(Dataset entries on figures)
⟨

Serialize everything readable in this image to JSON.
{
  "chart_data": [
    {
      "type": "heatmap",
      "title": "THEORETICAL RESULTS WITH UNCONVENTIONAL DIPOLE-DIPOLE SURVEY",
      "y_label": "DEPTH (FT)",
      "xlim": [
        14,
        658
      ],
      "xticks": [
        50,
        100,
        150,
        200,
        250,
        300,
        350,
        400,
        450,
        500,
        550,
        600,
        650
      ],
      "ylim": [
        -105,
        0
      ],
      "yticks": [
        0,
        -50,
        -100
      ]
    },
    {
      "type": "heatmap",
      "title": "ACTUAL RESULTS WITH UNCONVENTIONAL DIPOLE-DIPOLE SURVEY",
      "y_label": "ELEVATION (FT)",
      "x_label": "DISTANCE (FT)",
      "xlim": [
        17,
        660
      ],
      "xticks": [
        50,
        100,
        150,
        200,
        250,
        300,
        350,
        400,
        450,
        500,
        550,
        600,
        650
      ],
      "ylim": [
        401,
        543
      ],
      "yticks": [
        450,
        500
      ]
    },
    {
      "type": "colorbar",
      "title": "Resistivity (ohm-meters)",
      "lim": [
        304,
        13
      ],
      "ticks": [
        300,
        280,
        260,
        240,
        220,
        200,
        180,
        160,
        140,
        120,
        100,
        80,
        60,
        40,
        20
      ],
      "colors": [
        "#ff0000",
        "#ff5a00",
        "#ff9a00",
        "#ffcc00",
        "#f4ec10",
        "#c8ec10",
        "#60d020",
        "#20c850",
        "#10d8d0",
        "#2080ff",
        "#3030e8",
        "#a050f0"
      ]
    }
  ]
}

⟩

#### EXERCISE AIM
Tell how many lines of the records above hold the string "title". Give no other text.

#### TASK ANSWER
3